Saved entries:
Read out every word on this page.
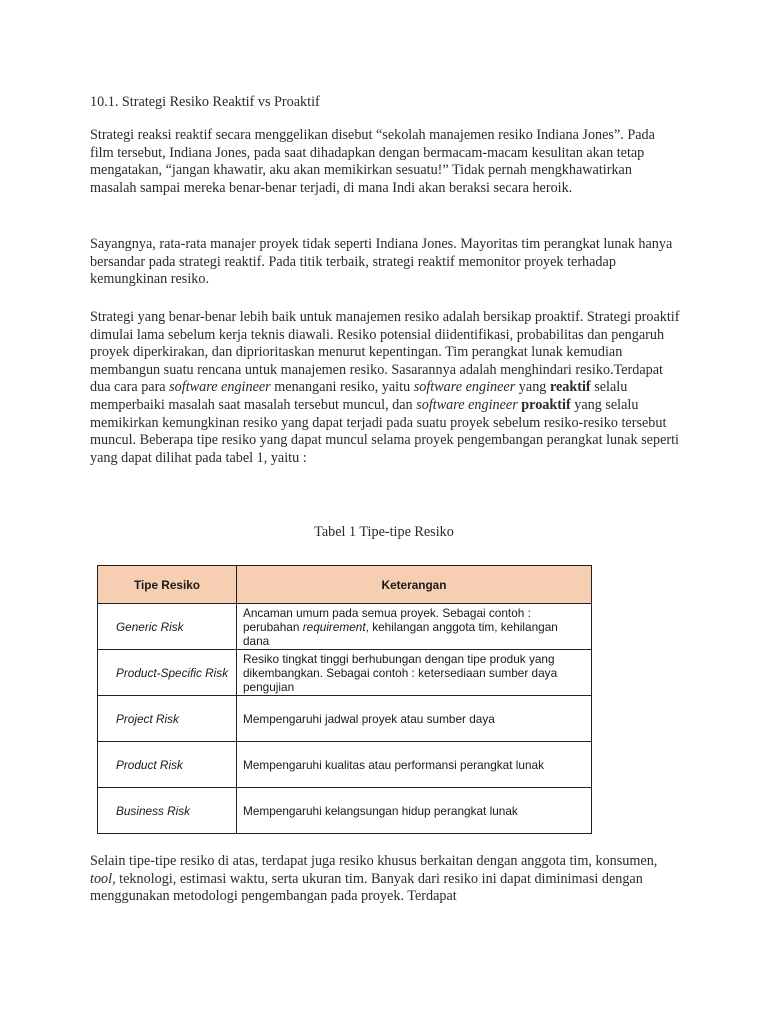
10.1. Strategi Resiko Reaktif vs Proaktif

Strategi reaksi reaktif secara menggelikan disebut “sekolah manajemen resiko Indiana Jones”. Pada film tersebut, Indiana Jones, pada saat dihadapkan dengan bermacam-macam kesulitan akan tetap mengatakan, “jangan khawatir, aku akan memikirkan sesuatu!” Tidak pernah mengkhawatirkan masalah sampai mereka benar-benar terjadi, di mana Indi akan beraksi secara heroik.

Sayangnya, rata-rata manajer proyek tidak seperti Indiana Jones. Mayoritas tim perangkat lunak hanya bersandar pada strategi reaktif. Pada titik terbaik, strategi reaktif memonitor proyek terhadap kemungkinan resiko.

Strategi yang benar-benar lebih baik untuk manajemen resiko adalah bersikap proaktif. Strategi proaktif dimulai lama sebelum kerja teknis diawali. Resiko potensial diidentifikasi, probabilitas dan pengaruh proyek diperkirakan, dan diprioritaskan menurut kepentingan. Tim perangkat lunak kemudian membangun suatu rencana untuk manajemen resiko. Sasarannya adalah menghindari resiko.Terdapat dua cara para software engineer menangani resiko, yaitu software engineer yang reaktif selalu memperbaiki masalah saat masalah tersebut muncul, dan software engineer proaktif yang selalu memikirkan kemungkinan resiko yang dapat terjadi pada suatu proyek sebelum resiko-resiko tersebut muncul. Beberapa tipe resiko yang dapat muncul selama proyek pengembangan perangkat lunak seperti yang dapat dilihat pada tabel 1, yaitu :

Tabel 1 Tipe-tipe Resiko

Tipe Resiko	Keterangan
Generic Risk	Ancaman umum pada semua proyek. Sebagai contoh : perubahan requirement, kehilangan anggota tim, kehilangan dana
Product-Specific Risk	Resiko tingkat tinggi berhubungan dengan tipe produk yang dikembangkan. Sebagai contoh : ketersediaan sumber daya pengujian
Project Risk	Mempengaruhi jadwal proyek atau sumber daya
Product Risk	Mempengaruhi kualitas atau performansi perangkat lunak
Business Risk	Mempengaruhi kelangsungan hidup perangkat lunak

Selain tipe-tipe resiko di atas, terdapat juga resiko khusus berkaitan dengan anggota tim, konsumen, tool, teknologi, estimasi waktu, serta ukuran tim. Banyak dari resiko ini dapat diminimasi dengan menggunakan metodologi pengembangan pada proyek. Terdapat
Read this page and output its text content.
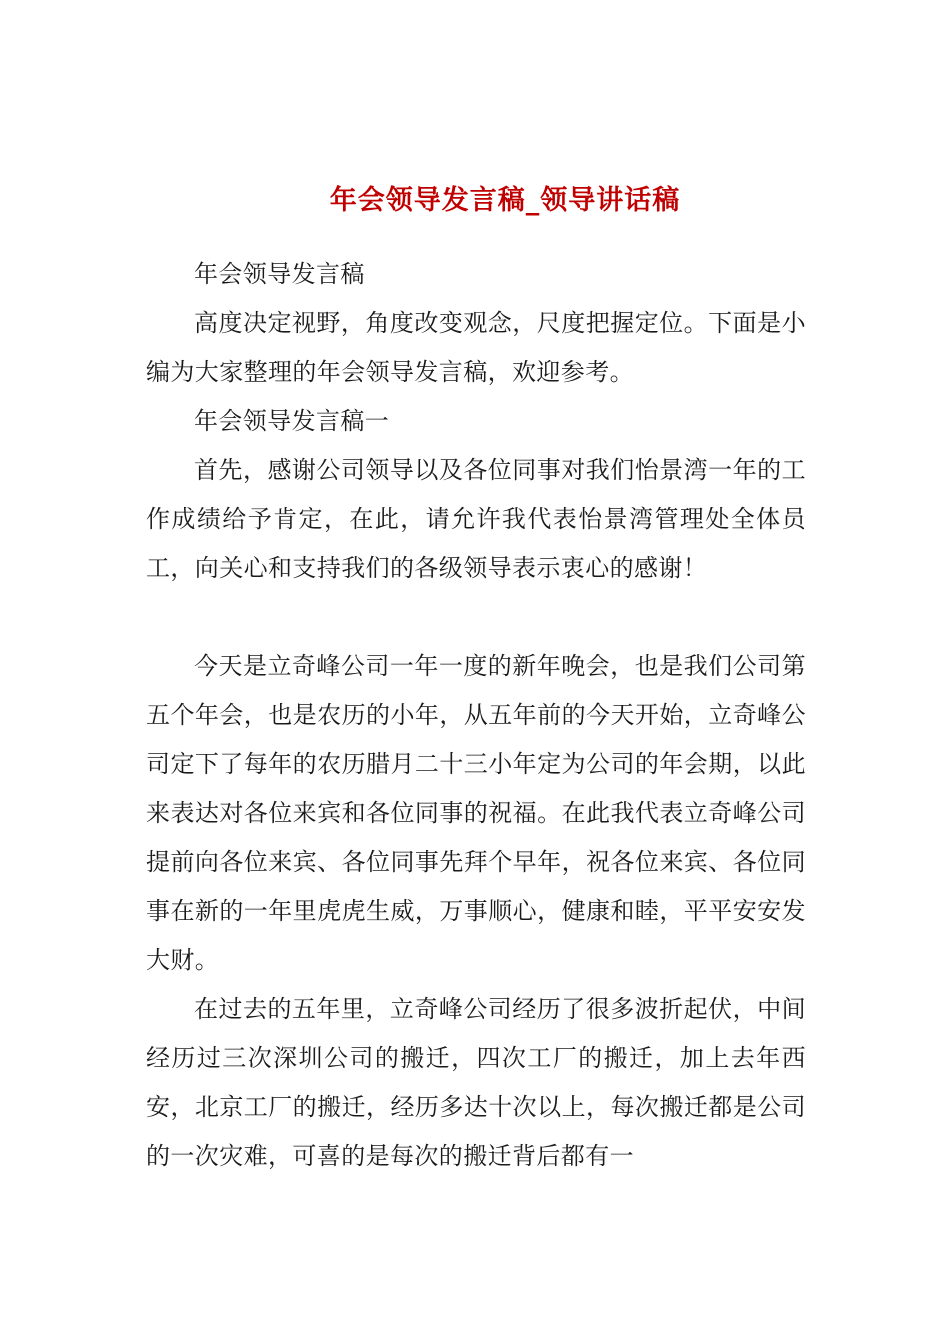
年会领导发言稿_领导讲话稿

年会领导发言稿

高度决定视野，角度改变观念，尺度把握定位。下面是小编为大家整理的年会领导发言稿，欢迎参考。

年会领导发言稿一

首先，感谢公司领导以及各位同事对我们怡景湾一年的工作成绩给予肯定，在此，请允许我代表怡景湾管理处全体员工，向关心和支持我们的各级领导表示衷心的感谢！

今天是立奇峰公司一年一度的新年晚会，也是我们公司第五个年会，也是农历的小年，从五年前的今天开始，立奇峰公司定下了每年的农历腊月二十三小年定为公司的年会期，以此来表达对各位来宾和各位同事的祝福。在此我代表立奇峰公司提前向各位来宾、各位同事先拜个早年，祝各位来宾、各位同事在新的一年里虎虎生威，万事顺心，健康和睦，平平安安发大财。

在过去的五年里，立奇峰公司经历了很多波折起伏，中间经历过三次深圳公司的搬迁，四次工厂的搬迁，加上去年西安，北京工厂的搬迁，经历多达十次以上，每次搬迁都是公司的一次灾难，可喜的是每次的搬迁背后都有一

PROBLEM DETAILS:
Report how many lines above hold the string "contoh", giving nothing but the number.

ANSWER IN FULL:
2